*TASK INSTRUCTIONS*. Copy each line below that includes "shoulders".
..............................
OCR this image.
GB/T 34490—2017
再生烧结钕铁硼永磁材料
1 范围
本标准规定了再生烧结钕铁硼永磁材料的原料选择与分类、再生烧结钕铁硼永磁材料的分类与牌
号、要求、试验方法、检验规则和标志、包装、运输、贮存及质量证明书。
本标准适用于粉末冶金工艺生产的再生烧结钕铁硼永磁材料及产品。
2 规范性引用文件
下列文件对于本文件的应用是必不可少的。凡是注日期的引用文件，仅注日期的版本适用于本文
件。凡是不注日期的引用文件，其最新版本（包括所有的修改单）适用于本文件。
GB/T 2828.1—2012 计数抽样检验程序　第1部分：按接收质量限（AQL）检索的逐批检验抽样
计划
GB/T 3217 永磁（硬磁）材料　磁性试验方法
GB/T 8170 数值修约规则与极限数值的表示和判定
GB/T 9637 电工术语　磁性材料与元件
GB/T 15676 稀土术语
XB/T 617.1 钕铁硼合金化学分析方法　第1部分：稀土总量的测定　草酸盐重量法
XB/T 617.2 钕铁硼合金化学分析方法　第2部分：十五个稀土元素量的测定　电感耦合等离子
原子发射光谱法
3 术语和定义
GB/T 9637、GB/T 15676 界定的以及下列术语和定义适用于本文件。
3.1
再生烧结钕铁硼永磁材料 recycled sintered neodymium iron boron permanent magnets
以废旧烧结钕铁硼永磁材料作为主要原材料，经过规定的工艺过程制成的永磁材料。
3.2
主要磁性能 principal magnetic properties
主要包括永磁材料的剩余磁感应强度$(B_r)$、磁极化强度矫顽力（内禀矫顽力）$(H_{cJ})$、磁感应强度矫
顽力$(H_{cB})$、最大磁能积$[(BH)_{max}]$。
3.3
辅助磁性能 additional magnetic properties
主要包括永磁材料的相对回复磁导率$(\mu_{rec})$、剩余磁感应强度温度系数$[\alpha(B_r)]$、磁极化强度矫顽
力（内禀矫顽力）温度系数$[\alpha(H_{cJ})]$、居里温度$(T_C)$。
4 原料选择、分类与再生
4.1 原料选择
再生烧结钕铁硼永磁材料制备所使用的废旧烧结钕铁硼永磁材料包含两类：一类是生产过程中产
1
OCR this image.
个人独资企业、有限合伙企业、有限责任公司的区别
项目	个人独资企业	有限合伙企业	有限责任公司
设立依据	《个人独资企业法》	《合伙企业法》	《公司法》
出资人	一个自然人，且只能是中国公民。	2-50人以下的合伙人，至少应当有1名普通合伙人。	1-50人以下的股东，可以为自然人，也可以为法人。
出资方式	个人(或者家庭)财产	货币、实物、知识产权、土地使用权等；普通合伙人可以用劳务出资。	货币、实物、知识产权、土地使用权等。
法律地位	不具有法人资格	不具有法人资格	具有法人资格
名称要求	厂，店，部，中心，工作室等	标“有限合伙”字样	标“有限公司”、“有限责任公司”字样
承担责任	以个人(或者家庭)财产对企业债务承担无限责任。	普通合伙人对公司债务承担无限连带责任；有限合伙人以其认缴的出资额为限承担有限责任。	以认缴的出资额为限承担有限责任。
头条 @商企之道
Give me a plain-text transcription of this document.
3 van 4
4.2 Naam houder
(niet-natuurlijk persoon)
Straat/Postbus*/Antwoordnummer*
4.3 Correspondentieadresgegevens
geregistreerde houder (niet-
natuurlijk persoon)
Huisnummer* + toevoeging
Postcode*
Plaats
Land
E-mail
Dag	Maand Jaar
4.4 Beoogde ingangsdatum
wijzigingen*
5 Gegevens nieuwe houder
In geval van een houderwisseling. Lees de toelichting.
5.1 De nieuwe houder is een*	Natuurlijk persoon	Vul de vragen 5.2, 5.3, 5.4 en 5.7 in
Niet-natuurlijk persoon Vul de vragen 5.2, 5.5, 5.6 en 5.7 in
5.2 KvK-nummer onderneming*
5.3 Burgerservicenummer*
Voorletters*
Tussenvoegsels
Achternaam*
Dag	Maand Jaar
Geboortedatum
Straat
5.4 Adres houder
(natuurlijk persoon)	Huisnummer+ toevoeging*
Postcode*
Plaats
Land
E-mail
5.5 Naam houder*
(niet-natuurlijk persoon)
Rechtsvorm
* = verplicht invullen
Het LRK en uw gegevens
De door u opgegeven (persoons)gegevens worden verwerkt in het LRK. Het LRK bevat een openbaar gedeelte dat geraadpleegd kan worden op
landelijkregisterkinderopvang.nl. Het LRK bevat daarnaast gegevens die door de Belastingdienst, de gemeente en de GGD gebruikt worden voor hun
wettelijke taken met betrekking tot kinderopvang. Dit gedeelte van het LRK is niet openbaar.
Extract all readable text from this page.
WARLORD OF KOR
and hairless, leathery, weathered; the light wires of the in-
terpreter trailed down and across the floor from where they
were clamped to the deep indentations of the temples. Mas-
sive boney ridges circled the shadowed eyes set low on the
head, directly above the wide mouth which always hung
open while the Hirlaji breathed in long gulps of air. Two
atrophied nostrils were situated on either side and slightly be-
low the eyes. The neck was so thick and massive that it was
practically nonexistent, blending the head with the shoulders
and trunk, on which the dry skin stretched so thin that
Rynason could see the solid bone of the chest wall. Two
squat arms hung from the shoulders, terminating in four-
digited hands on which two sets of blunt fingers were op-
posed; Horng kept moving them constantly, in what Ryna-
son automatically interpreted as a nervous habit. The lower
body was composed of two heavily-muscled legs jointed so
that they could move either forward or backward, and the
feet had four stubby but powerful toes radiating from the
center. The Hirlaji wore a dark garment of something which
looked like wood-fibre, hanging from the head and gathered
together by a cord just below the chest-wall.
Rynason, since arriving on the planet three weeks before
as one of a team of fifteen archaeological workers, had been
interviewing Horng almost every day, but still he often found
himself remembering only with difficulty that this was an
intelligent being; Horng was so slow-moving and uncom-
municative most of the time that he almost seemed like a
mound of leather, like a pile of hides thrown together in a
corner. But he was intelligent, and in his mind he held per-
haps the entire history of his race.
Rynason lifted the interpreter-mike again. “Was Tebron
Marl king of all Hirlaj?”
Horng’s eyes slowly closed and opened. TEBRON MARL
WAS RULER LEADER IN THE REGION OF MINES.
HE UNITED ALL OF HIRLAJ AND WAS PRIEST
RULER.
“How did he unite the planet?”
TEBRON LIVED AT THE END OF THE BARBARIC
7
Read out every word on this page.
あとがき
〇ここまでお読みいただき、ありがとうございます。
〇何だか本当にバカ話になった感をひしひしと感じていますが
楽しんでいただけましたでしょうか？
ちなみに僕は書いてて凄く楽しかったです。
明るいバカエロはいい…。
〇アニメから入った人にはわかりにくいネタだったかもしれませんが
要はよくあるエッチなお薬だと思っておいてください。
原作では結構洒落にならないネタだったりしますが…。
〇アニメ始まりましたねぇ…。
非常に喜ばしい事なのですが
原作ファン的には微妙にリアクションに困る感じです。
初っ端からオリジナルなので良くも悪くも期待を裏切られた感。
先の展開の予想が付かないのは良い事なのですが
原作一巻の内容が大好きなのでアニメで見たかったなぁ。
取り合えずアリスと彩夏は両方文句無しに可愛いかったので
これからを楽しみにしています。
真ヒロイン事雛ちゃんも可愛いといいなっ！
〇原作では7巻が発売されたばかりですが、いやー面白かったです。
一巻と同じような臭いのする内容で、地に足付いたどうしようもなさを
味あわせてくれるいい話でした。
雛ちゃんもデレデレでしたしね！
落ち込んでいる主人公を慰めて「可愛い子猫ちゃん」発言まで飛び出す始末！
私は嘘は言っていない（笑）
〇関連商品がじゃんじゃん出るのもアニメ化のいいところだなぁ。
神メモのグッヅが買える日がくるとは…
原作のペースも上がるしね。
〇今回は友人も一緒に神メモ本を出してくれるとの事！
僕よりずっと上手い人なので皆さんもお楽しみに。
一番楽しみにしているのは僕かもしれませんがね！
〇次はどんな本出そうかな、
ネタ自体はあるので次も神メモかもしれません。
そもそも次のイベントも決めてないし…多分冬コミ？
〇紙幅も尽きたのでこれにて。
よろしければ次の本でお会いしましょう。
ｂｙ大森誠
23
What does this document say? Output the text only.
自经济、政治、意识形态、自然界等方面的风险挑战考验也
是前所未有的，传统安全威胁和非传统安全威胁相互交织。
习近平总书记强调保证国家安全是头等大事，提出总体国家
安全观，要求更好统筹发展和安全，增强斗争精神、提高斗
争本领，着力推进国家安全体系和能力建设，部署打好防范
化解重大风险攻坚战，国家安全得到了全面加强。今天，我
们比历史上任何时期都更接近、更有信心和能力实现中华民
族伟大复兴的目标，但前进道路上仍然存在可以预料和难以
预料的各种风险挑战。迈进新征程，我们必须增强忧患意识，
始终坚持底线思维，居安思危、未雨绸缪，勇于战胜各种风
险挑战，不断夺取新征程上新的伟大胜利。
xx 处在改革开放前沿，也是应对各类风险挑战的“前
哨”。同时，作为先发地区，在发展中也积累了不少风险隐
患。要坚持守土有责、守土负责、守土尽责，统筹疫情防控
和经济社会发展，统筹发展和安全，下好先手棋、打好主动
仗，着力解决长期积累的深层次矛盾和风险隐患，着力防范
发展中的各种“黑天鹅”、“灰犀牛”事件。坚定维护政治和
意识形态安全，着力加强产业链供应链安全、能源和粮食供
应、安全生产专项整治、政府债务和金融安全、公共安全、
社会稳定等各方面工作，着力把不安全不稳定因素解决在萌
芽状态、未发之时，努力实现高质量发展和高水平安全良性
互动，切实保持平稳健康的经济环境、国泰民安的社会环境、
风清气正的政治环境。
..............................
*THE RESULT*.
practically nonexistent, blending the head with the shoulders
squat arms hung from the shoulders, terminating in four-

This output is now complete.